What the task requires
Copy out every line exactly, passing over the pictures.

(Stored entries)
——————————

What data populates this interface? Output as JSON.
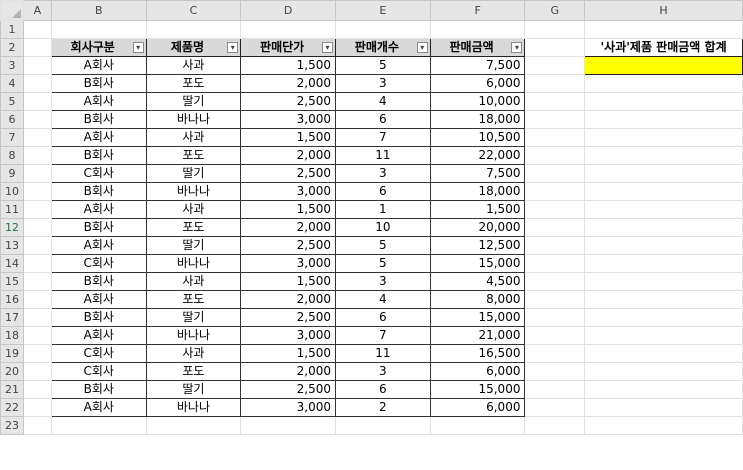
{
  "columns": [
    "A",
    "B",
    "C",
    "D",
    "E",
    "F",
    "G",
    "H"
  ],
  "table_headers": [
    "회사구분",
    "제품명",
    "판매단가",
    "판매개수",
    "판매금액"
  ],
  "rows": [
    [
      "A회사",
      "사과",
      "1,500",
      "5",
      "7,500"
    ],
    [
      "B회사",
      "포도",
      "2,000",
      "3",
      "6,000"
    ],
    [
      "A회사",
      "딸기",
      "2,500",
      "4",
      "10,000"
    ],
    [
      "B회사",
      "바나나",
      "3,000",
      "6",
      "18,000"
    ],
    [
      "A회사",
      "사과",
      "1,500",
      "7",
      "10,500"
    ],
    [
      "B회사",
      "포도",
      "2,000",
      "11",
      "22,000"
    ],
    [
      "C회사",
      "딸기",
      "2,500",
      "3",
      "7,500"
    ],
    [
      "B회사",
      "바나나",
      "3,000",
      "6",
      "18,000"
    ],
    [
      "A회사",
      "사과",
      "1,500",
      "1",
      "1,500"
    ],
    [
      "B회사",
      "포도",
      "2,000",
      "10",
      "20,000"
    ],
    [
      "A회사",
      "딸기",
      "2,500",
      "5",
      "12,500"
    ],
    [
      "C회사",
      "바나나",
      "3,000",
      "5",
      "15,000"
    ],
    [
      "B회사",
      "사과",
      "1,500",
      "3",
      "4,500"
    ],
    [
      "A회사",
      "포도",
      "2,000",
      "4",
      "8,000"
    ],
    [
      "B회사",
      "딸기",
      "2,500",
      "6",
      "15,000"
    ],
    [
      "A회사",
      "바나나",
      "3,000",
      "7",
      "21,000"
    ],
    [
      "C회사",
      "사과",
      "1,500",
      "11",
      "16,500"
    ],
    [
      "C회사",
      "포도",
      "2,000",
      "3",
      "6,000"
    ],
    [
      "B회사",
      "딸기",
      "2,500",
      "6",
      "15,000"
    ],
    [
      "A회사",
      "바나나",
      "3,000",
      "2",
      "6,000"
    ]
  ],
  "sum_label": "'사과'제품 판매금액 합계",
  "sum_value": "",
  "filter_icon": "dropdown-arrow-icon",
  "colors": {
    "header_fill": "#d9d9d9",
    "result_fill": "#ffff00",
    "selected_row_header": "#217346"
  }
}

——————————

Solution to the problem
What data populates this interface? Output as JSON.
{
  "columns": [
    "A",
    "B",
    "C",
    "D",
    "E",
    "F",
    "G",
    "H"
  ],
  "table_headers": [
    "회사구분",
    "제품명",
    "판매단가",
    "판매개수",
    "판매금액"
  ],
  "rows": [
    [
      "A회사",
      "사과",
      "1,500",
      "5",
      "7,500"
    ],
    [
      "B회사",
      "포도",
      "2,000",
      "3",
      "6,000"
    ],
    [
      "A회사",
      "딸기",
      "2,500",
      "4",
      "10,000"
    ],
    [
      "B회사",
      "바나나",
      "3,000",
      "6",
      "18,000"
    ],
    [
      "A회사",
      "사과",
      "1,500",
      "7",
      "10,500"
    ],
    [
      "B회사",
      "포도",
      "2,000",
      "11",
      "22,000"
    ],
    [
      "C회사",
      "딸기",
      "2,500",
      "3",
      "7,500"
    ],
    [
      "B회사",
      "바나나",
      "3,000",
      "6",
      "18,000"
    ],
    [
      "A회사",
      "사과",
      "1,500",
      "1",
      "1,500"
    ],
    [
      "B회사",
      "포도",
      "2,000",
      "10",
      "20,000"
    ],
    [
      "A회사",
      "딸기",
      "2,500",
      "5",
      "12,500"
    ],
    [
      "C회사",
      "바나나",
      "3,000",
      "5",
      "15,000"
    ],
    [
      "B회사",
      "사과",
      "1,500",
      "3",
      "4,500"
    ],
    [
      "A회사",
      "포도",
      "2,000",
      "4",
      "8,000"
    ],
    [
      "B회사",
      "딸기",
      "2,500",
      "6",
      "15,000"
    ],
    [
      "A회사",
      "바나나",
      "3,000",
      "7",
      "21,000"
    ],
    [
      "C회사",
      "사과",
      "1,500",
      "11",
      "16,500"
    ],
    [
      "C회사",
      "포도",
      "2,000",
      "3",
      "6,000"
    ],
    [
      "B회사",
      "딸기",
      "2,500",
      "6",
      "15,000"
    ],
    [
      "A회사",
      "바나나",
      "3,000",
      "2",
      "6,000"
    ]
  ],
  "sum_label": "'사과'제품 판매금액 합계",
  "sum_value": "",
  "filter_icon": "dropdown-arrow-icon",
  "colors": {
    "header_fill": "#d9d9d9",
    "result_fill": "#ffff00",
    "selected_row_header": "#217346"
  }
}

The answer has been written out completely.